▶ Written exercise
Restate, word for word, every line of the data.

>> Begin

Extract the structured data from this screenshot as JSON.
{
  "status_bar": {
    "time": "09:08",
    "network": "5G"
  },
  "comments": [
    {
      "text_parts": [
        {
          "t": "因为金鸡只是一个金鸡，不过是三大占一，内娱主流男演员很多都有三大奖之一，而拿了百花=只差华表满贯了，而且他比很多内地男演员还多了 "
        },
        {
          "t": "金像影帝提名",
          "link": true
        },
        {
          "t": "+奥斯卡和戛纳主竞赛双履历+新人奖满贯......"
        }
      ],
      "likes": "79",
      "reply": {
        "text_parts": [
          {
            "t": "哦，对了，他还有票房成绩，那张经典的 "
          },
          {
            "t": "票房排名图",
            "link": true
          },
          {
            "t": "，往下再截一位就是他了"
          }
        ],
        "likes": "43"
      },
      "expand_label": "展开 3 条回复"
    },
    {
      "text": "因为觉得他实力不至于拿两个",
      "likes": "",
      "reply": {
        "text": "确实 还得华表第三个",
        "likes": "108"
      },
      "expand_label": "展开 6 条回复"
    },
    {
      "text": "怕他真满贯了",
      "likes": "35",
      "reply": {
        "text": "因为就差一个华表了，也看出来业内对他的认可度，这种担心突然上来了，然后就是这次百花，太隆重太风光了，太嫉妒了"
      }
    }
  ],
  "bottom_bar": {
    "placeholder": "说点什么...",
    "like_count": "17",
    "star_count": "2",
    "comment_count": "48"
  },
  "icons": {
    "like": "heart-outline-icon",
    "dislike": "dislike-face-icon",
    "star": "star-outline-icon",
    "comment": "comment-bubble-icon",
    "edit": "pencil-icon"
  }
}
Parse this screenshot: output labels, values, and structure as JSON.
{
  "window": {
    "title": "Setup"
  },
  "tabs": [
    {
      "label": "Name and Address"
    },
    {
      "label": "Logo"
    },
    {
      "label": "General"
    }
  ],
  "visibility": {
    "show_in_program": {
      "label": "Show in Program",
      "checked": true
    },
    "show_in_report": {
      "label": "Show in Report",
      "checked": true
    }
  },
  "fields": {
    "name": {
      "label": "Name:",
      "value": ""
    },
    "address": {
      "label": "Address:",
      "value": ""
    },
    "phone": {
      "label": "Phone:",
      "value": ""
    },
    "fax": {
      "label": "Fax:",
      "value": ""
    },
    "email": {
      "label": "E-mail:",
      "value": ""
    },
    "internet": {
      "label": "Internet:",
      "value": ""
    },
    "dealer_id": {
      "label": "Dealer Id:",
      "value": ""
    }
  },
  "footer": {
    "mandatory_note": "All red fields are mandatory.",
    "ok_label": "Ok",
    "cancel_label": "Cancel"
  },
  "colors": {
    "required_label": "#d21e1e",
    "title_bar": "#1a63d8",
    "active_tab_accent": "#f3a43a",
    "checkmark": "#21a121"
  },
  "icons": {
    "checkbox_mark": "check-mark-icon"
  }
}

>> End

▶ Solution
Extract the structured data from this screenshot as JSON.
{
  "status_bar": {
    "time": "09:08",
    "network": "5G"
  },
  "comments": [
    {
      "text_parts": [
        {
          "t": "因为金鸡只是一个金鸡，不过是三大占一，内娱主流男演员很多都有三大奖之一，而拿了百花=只差华表满贯了，而且他比很多内地男演员还多了 "
        },
        {
          "t": "金像影帝提名",
          "link": true
        },
        {
          "t": "+奥斯卡和戛纳主竞赛双履历+新人奖满贯......"
        }
      ],
      "likes": "79",
      "reply": {
        "text_parts": [
          {
            "t": "哦，对了，他还有票房成绩，那张经典的 "
          },
          {
            "t": "票房排名图",
            "link": true
          },
          {
            "t": "，往下再截一位就是他了"
          }
        ],
        "likes": "43"
      },
      "expand_label": "展开 3 条回复"
    },
    {
      "text": "因为觉得他实力不至于拿两个",
      "likes": "",
      "reply": {
        "text": "确实 还得华表第三个",
        "likes": "108"
      },
      "expand_label": "展开 6 条回复"
    },
    {
      "text": "怕他真满贯了",
      "likes": "35",
      "reply": {
        "text": "因为就差一个华表了，也看出来业内对他的认可度，这种担心突然上来了，然后就是这次百花，太隆重太风光了，太嫉妒了"
      }
    }
  ],
  "bottom_bar": {
    "placeholder": "说点什么...",
    "like_count": "17",
    "star_count": "2",
    "comment_count": "48"
  },
  "icons": {
    "like": "heart-outline-icon",
    "dislike": "dislike-face-icon",
    "star": "star-outline-icon",
    "comment": "comment-bubble-icon",
    "edit": "pencil-icon"
  }
}
Parse this screenshot: output labels, values, and structure as JSON.
{
  "window": {
    "title": "Setup"
  },
  "tabs": [
    {
      "label": "Name and Address"
    },
    {
      "label": "Logo"
    },
    {
      "label": "General"
    }
  ],
  "visibility": {
    "show_in_program": {
      "label": "Show in Program",
      "checked": true
    },
    "show_in_report": {
      "label": "Show in Report",
      "checked": true
    }
  },
  "fields": {
    "name": {
      "label": "Name:",
      "value": ""
    },
    "address": {
      "label": "Address:",
      "value": ""
    },
    "phone": {
      "label": "Phone:",
      "value": ""
    },
    "fax": {
      "label": "Fax:",
      "value": ""
    },
    "email": {
      "label": "E-mail:",
      "value": ""
    },
    "internet": {
      "label": "Internet:",
      "value": ""
    },
    "dealer_id": {
      "label": "Dealer Id:",
      "value": ""
    }
  },
  "footer": {
    "mandatory_note": "All red fields are mandatory.",
    "ok_label": "Ok",
    "cancel_label": "Cancel"
  },
  "colors": {
    "required_label": "#d21e1e",
    "title_bar": "#1a63d8",
    "active_tab_accent": "#f3a43a",
    "checkmark": "#21a121"
  },
  "icons": {
    "checkbox_mark": "check-mark-icon"
  }
}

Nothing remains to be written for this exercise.